**Task objective**
Return every record verbatim.

**Record list**
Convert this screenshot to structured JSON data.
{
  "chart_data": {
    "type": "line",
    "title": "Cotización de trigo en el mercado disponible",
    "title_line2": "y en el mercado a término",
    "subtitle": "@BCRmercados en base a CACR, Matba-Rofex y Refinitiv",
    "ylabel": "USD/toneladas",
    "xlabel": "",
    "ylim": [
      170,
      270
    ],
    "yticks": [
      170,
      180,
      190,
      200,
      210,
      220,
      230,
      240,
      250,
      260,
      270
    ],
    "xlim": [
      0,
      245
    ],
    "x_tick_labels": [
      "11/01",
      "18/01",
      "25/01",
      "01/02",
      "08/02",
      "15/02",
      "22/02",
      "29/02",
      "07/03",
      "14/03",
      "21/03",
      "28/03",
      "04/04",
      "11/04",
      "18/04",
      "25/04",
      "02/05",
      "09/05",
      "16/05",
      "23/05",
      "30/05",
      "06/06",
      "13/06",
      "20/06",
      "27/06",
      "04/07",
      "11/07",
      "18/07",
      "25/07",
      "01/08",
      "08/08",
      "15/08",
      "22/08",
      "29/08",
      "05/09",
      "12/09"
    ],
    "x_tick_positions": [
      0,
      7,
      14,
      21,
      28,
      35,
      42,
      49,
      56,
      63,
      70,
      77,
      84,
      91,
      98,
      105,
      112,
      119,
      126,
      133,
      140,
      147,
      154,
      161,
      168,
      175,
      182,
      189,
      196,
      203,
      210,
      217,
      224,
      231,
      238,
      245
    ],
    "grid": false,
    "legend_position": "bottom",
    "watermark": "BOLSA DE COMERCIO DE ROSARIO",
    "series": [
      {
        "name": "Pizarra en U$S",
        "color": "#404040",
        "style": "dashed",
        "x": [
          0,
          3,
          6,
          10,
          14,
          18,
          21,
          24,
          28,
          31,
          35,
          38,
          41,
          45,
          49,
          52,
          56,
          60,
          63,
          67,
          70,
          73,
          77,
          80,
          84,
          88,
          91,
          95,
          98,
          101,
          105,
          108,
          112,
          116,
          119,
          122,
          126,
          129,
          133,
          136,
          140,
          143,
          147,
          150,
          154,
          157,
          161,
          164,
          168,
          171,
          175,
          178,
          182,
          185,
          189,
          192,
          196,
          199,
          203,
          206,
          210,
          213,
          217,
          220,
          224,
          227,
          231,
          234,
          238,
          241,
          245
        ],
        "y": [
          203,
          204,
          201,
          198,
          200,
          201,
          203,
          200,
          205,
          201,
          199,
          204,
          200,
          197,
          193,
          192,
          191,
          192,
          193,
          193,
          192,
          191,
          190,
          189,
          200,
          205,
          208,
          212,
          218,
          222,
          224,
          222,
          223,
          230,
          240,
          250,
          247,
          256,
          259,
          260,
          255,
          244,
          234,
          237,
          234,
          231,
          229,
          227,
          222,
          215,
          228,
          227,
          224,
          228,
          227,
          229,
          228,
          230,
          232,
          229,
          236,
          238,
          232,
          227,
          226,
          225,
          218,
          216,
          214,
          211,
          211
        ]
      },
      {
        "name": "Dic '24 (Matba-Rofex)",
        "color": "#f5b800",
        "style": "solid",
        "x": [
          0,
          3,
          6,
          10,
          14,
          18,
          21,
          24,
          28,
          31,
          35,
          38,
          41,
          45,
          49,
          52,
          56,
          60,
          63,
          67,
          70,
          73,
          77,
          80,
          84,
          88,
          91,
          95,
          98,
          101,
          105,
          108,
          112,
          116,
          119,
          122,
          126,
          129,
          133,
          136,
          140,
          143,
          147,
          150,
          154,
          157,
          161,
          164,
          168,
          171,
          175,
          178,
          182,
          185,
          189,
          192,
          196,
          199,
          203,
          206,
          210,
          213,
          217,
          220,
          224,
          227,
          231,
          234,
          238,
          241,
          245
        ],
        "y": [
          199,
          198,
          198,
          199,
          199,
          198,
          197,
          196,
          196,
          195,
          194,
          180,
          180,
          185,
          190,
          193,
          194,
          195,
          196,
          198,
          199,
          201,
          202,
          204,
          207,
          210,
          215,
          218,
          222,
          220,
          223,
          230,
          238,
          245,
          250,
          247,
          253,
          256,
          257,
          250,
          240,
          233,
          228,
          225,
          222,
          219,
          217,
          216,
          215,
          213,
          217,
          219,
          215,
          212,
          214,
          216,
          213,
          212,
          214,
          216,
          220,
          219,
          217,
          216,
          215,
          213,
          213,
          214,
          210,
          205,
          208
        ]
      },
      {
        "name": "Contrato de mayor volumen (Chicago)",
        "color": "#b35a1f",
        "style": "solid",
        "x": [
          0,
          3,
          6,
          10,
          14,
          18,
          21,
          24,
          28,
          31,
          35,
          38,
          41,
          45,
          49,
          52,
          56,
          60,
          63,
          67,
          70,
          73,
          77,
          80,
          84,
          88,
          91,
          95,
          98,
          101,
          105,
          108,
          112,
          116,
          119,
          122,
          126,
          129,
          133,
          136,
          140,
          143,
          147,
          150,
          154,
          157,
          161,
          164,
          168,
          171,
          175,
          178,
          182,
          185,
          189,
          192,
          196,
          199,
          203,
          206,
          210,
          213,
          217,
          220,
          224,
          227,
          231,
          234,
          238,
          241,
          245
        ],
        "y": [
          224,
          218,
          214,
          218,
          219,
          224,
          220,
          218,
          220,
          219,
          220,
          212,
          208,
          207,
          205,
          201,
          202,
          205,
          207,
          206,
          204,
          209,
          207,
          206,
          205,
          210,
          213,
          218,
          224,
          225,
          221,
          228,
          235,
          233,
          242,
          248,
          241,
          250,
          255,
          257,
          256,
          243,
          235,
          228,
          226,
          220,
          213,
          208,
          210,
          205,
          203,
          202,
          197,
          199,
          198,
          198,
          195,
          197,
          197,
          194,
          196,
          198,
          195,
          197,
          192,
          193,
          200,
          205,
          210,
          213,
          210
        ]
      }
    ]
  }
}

**Exercise answer**
Convert this screenshot to structured JSON data.
{
  "chart_data": {
    "type": "line",
    "title": "Cotización de trigo en el mercado disponible",
    "title_line2": "y en el mercado a término",
    "subtitle": "@BCRmercados en base a CACR, Matba-Rofex y Refinitiv",
    "ylabel": "USD/toneladas",
    "xlabel": "",
    "ylim": [
      170,
      270
    ],
    "yticks": [
      170,
      180,
      190,
      200,
      210,
      220,
      230,
      240,
      250,
      260,
      270
    ],
    "xlim": [
      0,
      245
    ],
    "x_tick_labels": [
      "11/01",
      "18/01",
      "25/01",
      "01/02",
      "08/02",
      "15/02",
      "22/02",
      "29/02",
      "07/03",
      "14/03",
      "21/03",
      "28/03",
      "04/04",
      "11/04",
      "18/04",
      "25/04",
      "02/05",
      "09/05",
      "16/05",
      "23/05",
      "30/05",
      "06/06",
      "13/06",
      "20/06",
      "27/06",
      "04/07",
      "11/07",
      "18/07",
      "25/07",
      "01/08",
      "08/08",
      "15/08",
      "22/08",
      "29/08",
      "05/09",
      "12/09"
    ],
    "x_tick_positions": [
      0,
      7,
      14,
      21,
      28,
      35,
      42,
      49,
      56,
      63,
      70,
      77,
      84,
      91,
      98,
      105,
      112,
      119,
      126,
      133,
      140,
      147,
      154,
      161,
      168,
      175,
      182,
      189,
      196,
      203,
      210,
      217,
      224,
      231,
      238,
      245
    ],
    "grid": false,
    "legend_position": "bottom",
    "watermark": "BOLSA DE COMERCIO DE ROSARIO",
    "series": [
      {
        "name": "Pizarra en U$S",
        "color": "#404040",
        "style": "dashed",
        "x": [
          0,
          3,
          6,
          10,
          14,
          18,
          21,
          24,
          28,
          31,
          35,
          38,
          41,
          45,
          49,
          52,
          56,
          60,
          63,
          67,
          70,
          73,
          77,
          80,
          84,
          88,
          91,
          95,
          98,
          101,
          105,
          108,
          112,
          116,
          119,
          122,
          126,
          129,
          133,
          136,
          140,
          143,
          147,
          150,
          154,
          157,
          161,
          164,
          168,
          171,
          175,
          178,
          182,
          185,
          189,
          192,
          196,
          199,
          203,
          206,
          210,
          213,
          217,
          220,
          224,
          227,
          231,
          234,
          238,
          241,
          245
        ],
        "y": [
          203,
          204,
          201,
          198,
          200,
          201,
          203,
          200,
          205,
          201,
          199,
          204,
          200,
          197,
          193,
          192,
          191,
          192,
          193,
          193,
          192,
          191,
          190,
          189,
          200,
          205,
          208,
          212,
          218,
          222,
          224,
          222,
          223,
          230,
          240,
          250,
          247,
          256,
          259,
          260,
          255,
          244,
          234,
          237,
          234,
          231,
          229,
          227,
          222,
          215,
          228,
          227,
          224,
          228,
          227,
          229,
          228,
          230,
          232,
          229,
          236,
          238,
          232,
          227,
          226,
          225,
          218,
          216,
          214,
          211,
          211
        ]
      },
      {
        "name": "Dic '24 (Matba-Rofex)",
        "color": "#f5b800",
        "style": "solid",
        "x": [
          0,
          3,
          6,
          10,
          14,
          18,
          21,
          24,
          28,
          31,
          35,
          38,
          41,
          45,
          49,
          52,
          56,
          60,
          63,
          67,
          70,
          73,
          77,
          80,
          84,
          88,
          91,
          95,
          98,
          101,
          105,
          108,
          112,
          116,
          119,
          122,
          126,
          129,
          133,
          136,
          140,
          143,
          147,
          150,
          154,
          157,
          161,
          164,
          168,
          171,
          175,
          178,
          182,
          185,
          189,
          192,
          196,
          199,
          203,
          206,
          210,
          213,
          217,
          220,
          224,
          227,
          231,
          234,
          238,
          241,
          245
        ],
        "y": [
          199,
          198,
          198,
          199,
          199,
          198,
          197,
          196,
          196,
          195,
          194,
          180,
          180,
          185,
          190,
          193,
          194,
          195,
          196,
          198,
          199,
          201,
          202,
          204,
          207,
          210,
          215,
          218,
          222,
          220,
          223,
          230,
          238,
          245,
          250,
          247,
          253,
          256,
          257,
          250,
          240,
          233,
          228,
          225,
          222,
          219,
          217,
          216,
          215,
          213,
          217,
          219,
          215,
          212,
          214,
          216,
          213,
          212,
          214,
          216,
          220,
          219,
          217,
          216,
          215,
          213,
          213,
          214,
          210,
          205,
          208
        ]
      },
      {
        "name": "Contrato de mayor volumen (Chicago)",
        "color": "#b35a1f",
        "style": "solid",
        "x": [
          0,
          3,
          6,
          10,
          14,
          18,
          21,
          24,
          28,
          31,
          35,
          38,
          41,
          45,
          49,
          52,
          56,
          60,
          63,
          67,
          70,
          73,
          77,
          80,
          84,
          88,
          91,
          95,
          98,
          101,
          105,
          108,
          112,
          116,
          119,
          122,
          126,
          129,
          133,
          136,
          140,
          143,
          147,
          150,
          154,
          157,
          161,
          164,
          168,
          171,
          175,
          178,
          182,
          185,
          189,
          192,
          196,
          199,
          203,
          206,
          210,
          213,
          217,
          220,
          224,
          227,
          231,
          234,
          238,
          241,
          245
        ],
        "y": [
          224,
          218,
          214,
          218,
          219,
          224,
          220,
          218,
          220,
          219,
          220,
          212,
          208,
          207,
          205,
          201,
          202,
          205,
          207,
          206,
          204,
          209,
          207,
          206,
          205,
          210,
          213,
          218,
          224,
          225,
          221,
          228,
          235,
          233,
          242,
          248,
          241,
          250,
          255,
          257,
          256,
          243,
          235,
          228,
          226,
          220,
          213,
          208,
          210,
          205,
          203,
          202,
          197,
          199,
          198,
          198,
          195,
          197,
          197,
          194,
          196,
          198,
          195,
          197,
          192,
          193,
          200,
          205,
          210,
          213,
          210
        ]
      }
    ]
  }
}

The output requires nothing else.